Data items
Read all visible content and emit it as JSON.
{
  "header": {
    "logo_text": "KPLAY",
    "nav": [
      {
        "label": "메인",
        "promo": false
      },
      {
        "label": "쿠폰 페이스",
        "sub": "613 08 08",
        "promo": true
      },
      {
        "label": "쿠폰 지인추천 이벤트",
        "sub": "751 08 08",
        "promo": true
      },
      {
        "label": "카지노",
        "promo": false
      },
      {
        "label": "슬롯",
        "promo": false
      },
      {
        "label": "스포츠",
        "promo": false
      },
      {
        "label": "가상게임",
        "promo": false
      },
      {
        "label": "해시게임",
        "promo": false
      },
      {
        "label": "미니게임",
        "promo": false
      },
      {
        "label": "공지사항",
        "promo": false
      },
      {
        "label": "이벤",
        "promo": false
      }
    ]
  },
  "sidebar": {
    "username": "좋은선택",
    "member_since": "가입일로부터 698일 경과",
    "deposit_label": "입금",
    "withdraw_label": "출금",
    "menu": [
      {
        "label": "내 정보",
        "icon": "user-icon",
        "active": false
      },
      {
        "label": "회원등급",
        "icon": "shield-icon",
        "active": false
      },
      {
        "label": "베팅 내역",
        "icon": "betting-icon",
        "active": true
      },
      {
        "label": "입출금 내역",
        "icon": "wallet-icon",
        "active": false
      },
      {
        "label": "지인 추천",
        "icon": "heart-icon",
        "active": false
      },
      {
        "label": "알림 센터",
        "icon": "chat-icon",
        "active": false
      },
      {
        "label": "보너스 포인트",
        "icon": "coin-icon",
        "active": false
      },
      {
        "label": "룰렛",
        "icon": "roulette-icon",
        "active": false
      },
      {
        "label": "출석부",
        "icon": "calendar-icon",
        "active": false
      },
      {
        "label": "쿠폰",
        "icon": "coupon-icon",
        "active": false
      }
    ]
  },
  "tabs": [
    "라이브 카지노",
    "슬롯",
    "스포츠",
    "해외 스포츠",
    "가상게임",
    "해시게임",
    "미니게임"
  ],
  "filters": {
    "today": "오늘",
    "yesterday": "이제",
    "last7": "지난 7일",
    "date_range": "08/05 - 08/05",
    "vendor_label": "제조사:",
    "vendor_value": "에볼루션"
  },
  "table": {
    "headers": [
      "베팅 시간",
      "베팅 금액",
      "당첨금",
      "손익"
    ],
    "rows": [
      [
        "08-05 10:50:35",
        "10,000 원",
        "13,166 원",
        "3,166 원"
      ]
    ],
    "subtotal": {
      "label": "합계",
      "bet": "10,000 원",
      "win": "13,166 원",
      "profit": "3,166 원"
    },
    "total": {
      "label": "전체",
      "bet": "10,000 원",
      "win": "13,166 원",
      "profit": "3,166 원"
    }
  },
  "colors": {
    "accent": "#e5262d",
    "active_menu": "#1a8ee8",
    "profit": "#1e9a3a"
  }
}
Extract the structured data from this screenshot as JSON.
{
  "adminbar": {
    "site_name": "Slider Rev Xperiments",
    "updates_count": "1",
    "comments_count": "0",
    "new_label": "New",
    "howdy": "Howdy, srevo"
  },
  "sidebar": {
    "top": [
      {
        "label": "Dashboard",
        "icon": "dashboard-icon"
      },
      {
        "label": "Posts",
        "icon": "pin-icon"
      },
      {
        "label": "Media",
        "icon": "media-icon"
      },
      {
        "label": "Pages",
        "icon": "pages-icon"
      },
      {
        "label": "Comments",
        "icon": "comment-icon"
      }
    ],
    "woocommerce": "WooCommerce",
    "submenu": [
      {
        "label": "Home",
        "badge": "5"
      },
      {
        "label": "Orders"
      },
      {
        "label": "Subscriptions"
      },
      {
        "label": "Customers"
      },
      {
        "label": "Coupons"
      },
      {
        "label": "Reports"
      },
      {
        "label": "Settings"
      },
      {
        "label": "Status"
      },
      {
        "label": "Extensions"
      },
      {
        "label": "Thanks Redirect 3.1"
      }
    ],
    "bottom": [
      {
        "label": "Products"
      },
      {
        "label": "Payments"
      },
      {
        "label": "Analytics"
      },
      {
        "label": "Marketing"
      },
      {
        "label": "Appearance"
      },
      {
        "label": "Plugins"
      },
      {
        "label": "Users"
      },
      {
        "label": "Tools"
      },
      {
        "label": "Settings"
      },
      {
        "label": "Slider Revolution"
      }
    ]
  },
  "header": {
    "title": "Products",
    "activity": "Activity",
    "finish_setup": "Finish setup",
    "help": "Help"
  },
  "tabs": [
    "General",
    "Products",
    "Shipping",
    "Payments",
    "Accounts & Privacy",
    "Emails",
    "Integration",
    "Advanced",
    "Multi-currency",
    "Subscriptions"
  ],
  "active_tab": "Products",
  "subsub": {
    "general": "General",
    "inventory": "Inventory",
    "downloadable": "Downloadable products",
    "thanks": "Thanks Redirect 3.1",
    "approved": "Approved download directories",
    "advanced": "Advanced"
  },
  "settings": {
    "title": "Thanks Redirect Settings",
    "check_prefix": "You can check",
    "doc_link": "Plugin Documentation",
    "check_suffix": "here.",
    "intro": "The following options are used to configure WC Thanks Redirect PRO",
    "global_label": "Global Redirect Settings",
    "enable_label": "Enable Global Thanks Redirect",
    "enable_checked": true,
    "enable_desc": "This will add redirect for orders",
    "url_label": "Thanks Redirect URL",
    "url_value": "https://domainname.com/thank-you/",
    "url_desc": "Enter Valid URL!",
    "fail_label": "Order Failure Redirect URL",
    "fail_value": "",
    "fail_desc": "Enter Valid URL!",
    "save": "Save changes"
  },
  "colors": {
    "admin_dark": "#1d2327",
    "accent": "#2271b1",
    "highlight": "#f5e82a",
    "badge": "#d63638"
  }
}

==

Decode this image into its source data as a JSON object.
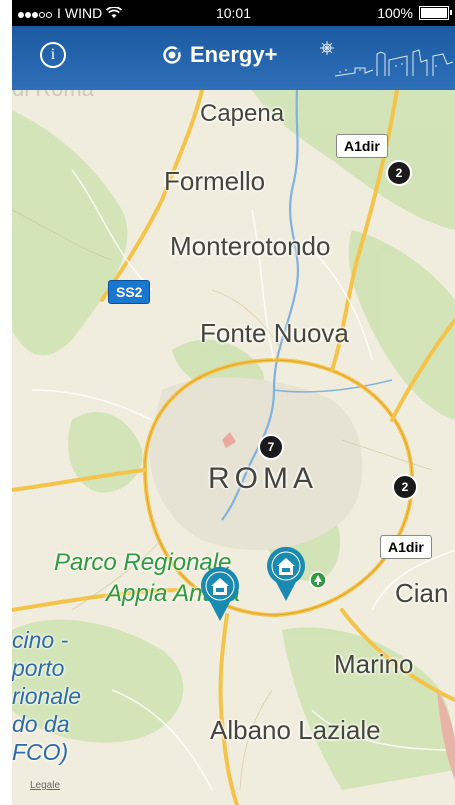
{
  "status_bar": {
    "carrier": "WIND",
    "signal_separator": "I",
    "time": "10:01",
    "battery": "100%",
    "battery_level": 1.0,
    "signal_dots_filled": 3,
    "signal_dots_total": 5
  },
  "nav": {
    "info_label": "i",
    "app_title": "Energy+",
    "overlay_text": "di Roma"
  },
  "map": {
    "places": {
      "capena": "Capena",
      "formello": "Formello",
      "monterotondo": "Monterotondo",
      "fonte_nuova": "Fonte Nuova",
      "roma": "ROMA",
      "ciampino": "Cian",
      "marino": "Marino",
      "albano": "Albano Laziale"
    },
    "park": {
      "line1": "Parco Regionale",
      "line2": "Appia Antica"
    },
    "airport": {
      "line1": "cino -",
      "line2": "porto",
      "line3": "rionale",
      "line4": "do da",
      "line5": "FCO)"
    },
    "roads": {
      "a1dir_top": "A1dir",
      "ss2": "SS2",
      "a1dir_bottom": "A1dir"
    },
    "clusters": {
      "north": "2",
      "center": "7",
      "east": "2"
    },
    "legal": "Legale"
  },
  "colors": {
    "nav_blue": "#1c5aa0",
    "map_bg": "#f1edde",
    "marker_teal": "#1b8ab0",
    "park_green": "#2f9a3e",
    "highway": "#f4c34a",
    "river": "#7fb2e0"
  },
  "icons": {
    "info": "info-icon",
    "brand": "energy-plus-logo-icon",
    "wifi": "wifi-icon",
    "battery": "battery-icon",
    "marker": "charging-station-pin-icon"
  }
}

§ **Task prompt**:
Show all lines from the records above where the word "Global" occurs.

§ **Task response**:
    "global_label": "Global Redirect Settings",
    "enable_label": "Enable Global Thanks Redirect",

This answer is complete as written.